Exercise directions: Copy each line with the word "name" in it.

↓

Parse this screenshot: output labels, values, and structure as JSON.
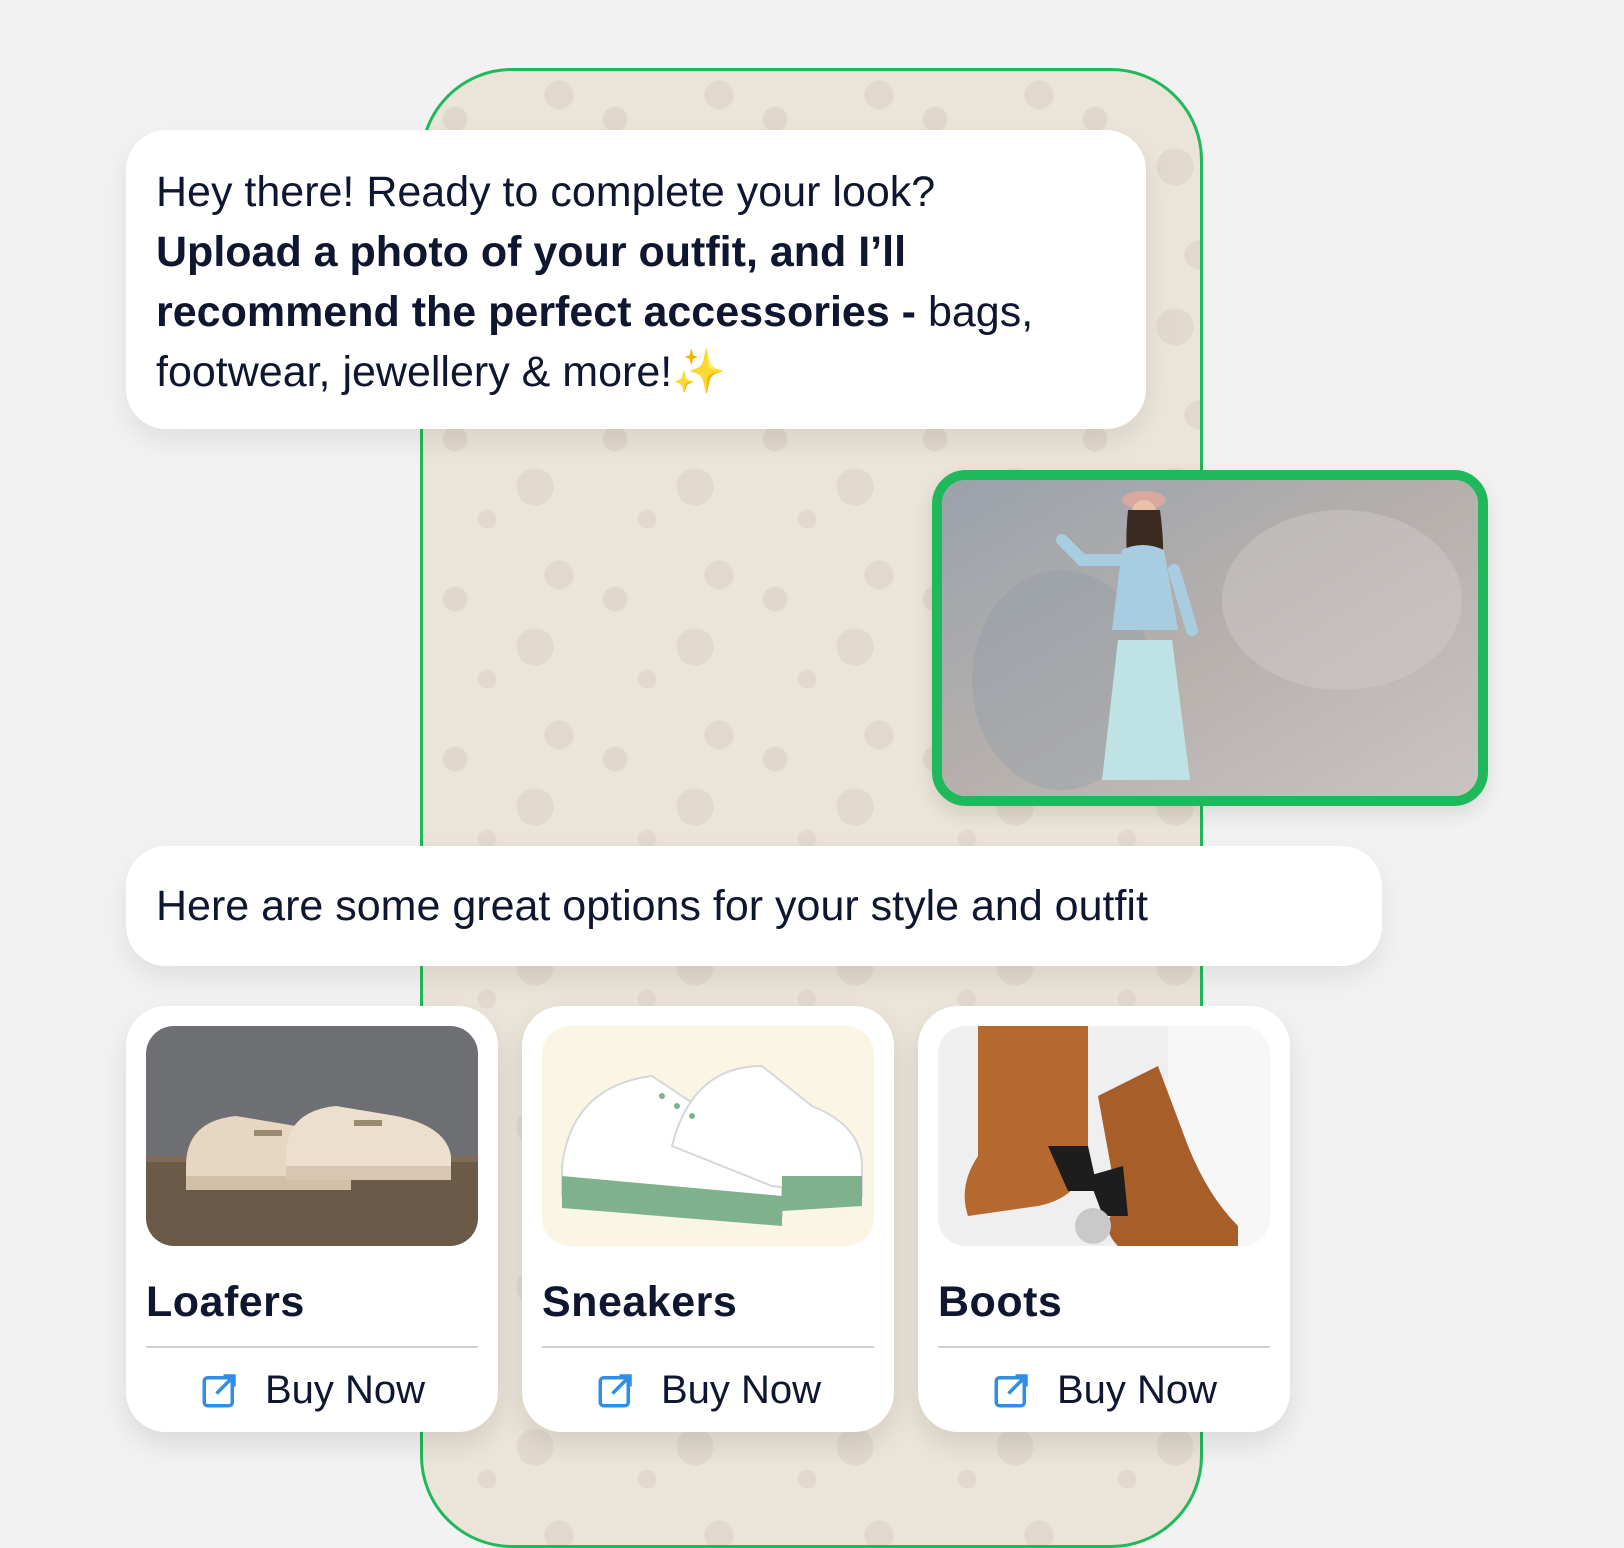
{
  "chat": {
    "intro": {
      "line1": "Hey there! Ready to complete your look?",
      "bold": "Upload a photo of your outfit, and I’ll recommend the perfect accessories -",
      "rest": " bags, footwear, jewellery & more!",
      "emoji": "✨"
    },
    "reply": "Here are some great options for your style and outfit"
  },
  "products": [
    {
      "name": "Loafers",
      "action": "Buy Now"
    },
    {
      "name": "Sneakers",
      "action": "Buy Now"
    },
    {
      "name": "Boots",
      "action": "Buy Now"
    }
  ],
  "colors": {
    "accent_green": "#1fb85a",
    "link_blue": "#2f8ee5",
    "text_dark": "#0f1730"
  }
}
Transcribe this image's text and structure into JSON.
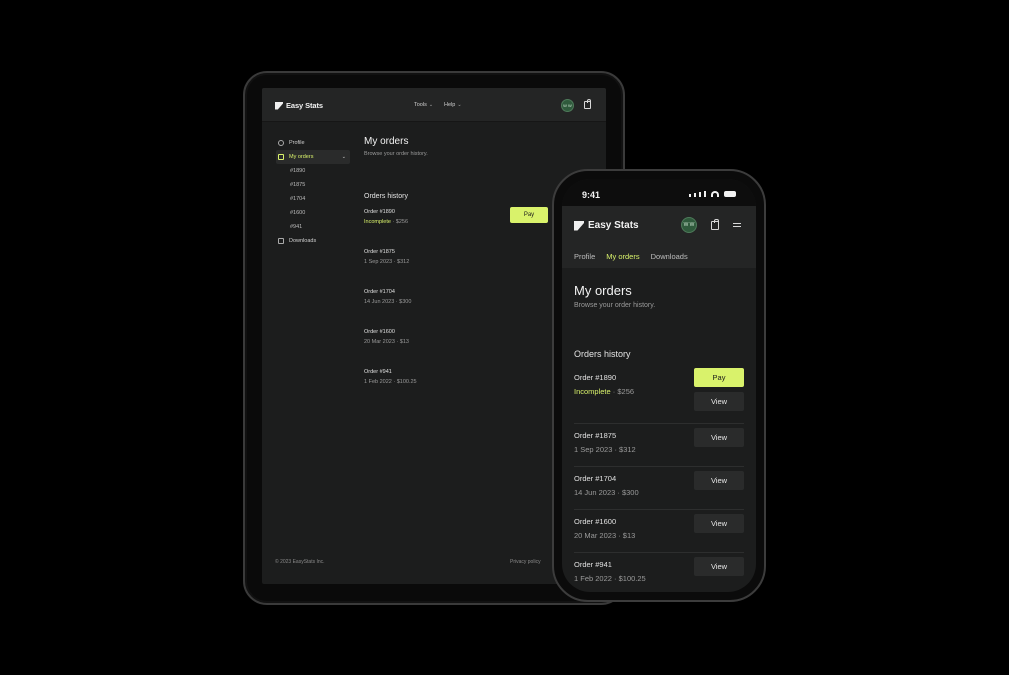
{
  "brand": {
    "name": "Easy Stats",
    "avatar_initials": "W W"
  },
  "colors": {
    "accent": "#d9f26b",
    "background": "#1c1d1d",
    "header": "#242525"
  },
  "tablet": {
    "nav": {
      "tools": "Tools",
      "help": "Help"
    },
    "sidebar": {
      "profile": "Profile",
      "my_orders": "My orders",
      "orders": [
        "#1890",
        "#1875",
        "#1704",
        "#1600",
        "#941"
      ],
      "downloads": "Downloads"
    },
    "page_title": "My orders",
    "page_subtitle": "Browse your order history.",
    "section_title": "Orders history",
    "orders": [
      {
        "title": "Order #1890",
        "status": "Incomplete",
        "meta": " · $256"
      },
      {
        "title": "Order #1875",
        "meta": "1 Sep 2023 · $312"
      },
      {
        "title": "Order #1704",
        "meta": "14 Jun 2023 · $300"
      },
      {
        "title": "Order #1600",
        "meta": "20 Mar 2023 · $13"
      },
      {
        "title": "Order #941",
        "meta": "1 Feb 2022 · $100.25"
      }
    ],
    "pay_label": "Pay",
    "footer": {
      "copyright": "© 2023 EasyStats Inc.",
      "privacy": "Privacy policy"
    }
  },
  "phone": {
    "time": "9:41",
    "tabs": {
      "profile": "Profile",
      "my_orders": "My orders",
      "downloads": "Downloads"
    },
    "page_title": "My orders",
    "page_subtitle": "Browse your order history.",
    "section_title": "Orders history",
    "orders": [
      {
        "title": "Order #1890",
        "status": "Incomplete",
        "meta": " · $256"
      },
      {
        "title": "Order #1875",
        "meta": "1 Sep 2023 · $312"
      },
      {
        "title": "Order #1704",
        "meta": "14 Jun 2023 · $300"
      },
      {
        "title": "Order #1600",
        "meta": "20 Mar 2023 · $13"
      },
      {
        "title": "Order #941",
        "meta": "1 Feb 2022 · $100.25"
      }
    ],
    "pay_label": "Pay",
    "view_label": "View"
  }
}
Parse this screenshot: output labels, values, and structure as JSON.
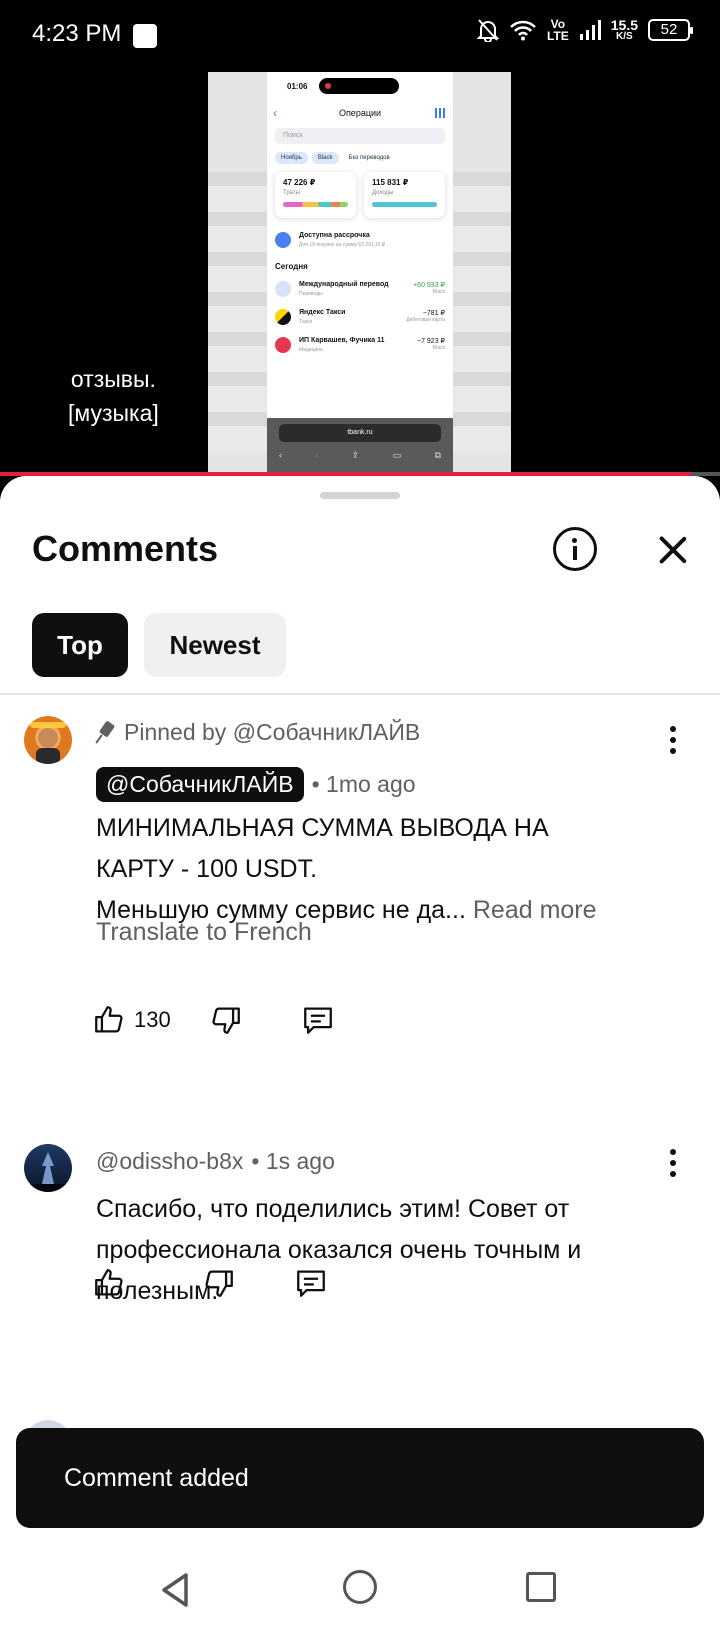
{
  "status_bar": {
    "time": "4:23 PM",
    "network_top": "Vo",
    "network_bottom": "LTE",
    "speed_top": "15.5",
    "speed_bottom": "K/S",
    "battery": "52"
  },
  "video": {
    "subtitle_line1": "отзывы.",
    "subtitle_line2": "[музыка]",
    "progress_fraction": 0.96,
    "phone": {
      "time": "01:06",
      "header": "Операции",
      "search_placeholder": "Поиск",
      "chips": [
        "Ноябрь",
        "Black",
        "Без переводов"
      ],
      "card1_amount": "47 226 ₽",
      "card1_label": "Траты",
      "card2_amount": "115 831 ₽",
      "card2_label": "Доходы",
      "installment_title": "Доступна рассрочка",
      "installment_sub": "Для 19 покупок на сумму 63 291,16 ₽",
      "section": "Сегодня",
      "rows": [
        {
          "title": "Международный перевод",
          "sub": "Переводы",
          "amount": "+60 933 ₽",
          "account": "Black"
        },
        {
          "title": "Яндекс Такси",
          "sub": "Такси",
          "amount": "−781 ₽",
          "account": "Дебетовая карта"
        },
        {
          "title": "ИП Карвашев, Фучика 11",
          "sub": "Медицина",
          "amount": "−7 923 ₽",
          "account": "Black"
        }
      ],
      "url": "tbank.ru"
    }
  },
  "sheet": {
    "title": "Comments",
    "tabs": [
      {
        "label": "Top",
        "selected": true
      },
      {
        "label": "Newest",
        "selected": false
      }
    ]
  },
  "comments": [
    {
      "pinned_by": "Pinned by @СобачникЛАЙВ",
      "author": "@СобачникЛАЙВ",
      "time": "• 1mo ago",
      "text_line1": "МИНИМАЛЬНАЯ СУММА ВЫВОДА НА",
      "text_line2": "КАРТУ - 100 USDT.",
      "text_line3": "Меньшую сумму сервис не да...",
      "read_more": "Read more",
      "translate": "Translate to French",
      "likes": "130"
    },
    {
      "author": "@odissho-b8x",
      "time": "• 1s ago",
      "text_line1": "Спасибо, что поделились этим! Совет от",
      "text_line2": "профессионала оказался очень точным и",
      "text_line3": "полезным."
    }
  ],
  "toast": "Comment added",
  "colors": {
    "accent_red": "#e41f3c",
    "text_primary": "#0f0f0f",
    "text_secondary": "#606060"
  },
  "icons": {
    "like": "thumb-up-icon",
    "dislike": "thumb-down-icon",
    "reply": "reply-icon",
    "more": "more-vert-icon",
    "pin": "pin-icon",
    "info": "info-icon",
    "close": "close-icon"
  }
}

↑

Solution:
      "name": "Loafers",
      "name": "Sneakers",
      "name": "Boots",
    "name": "Easy Stats",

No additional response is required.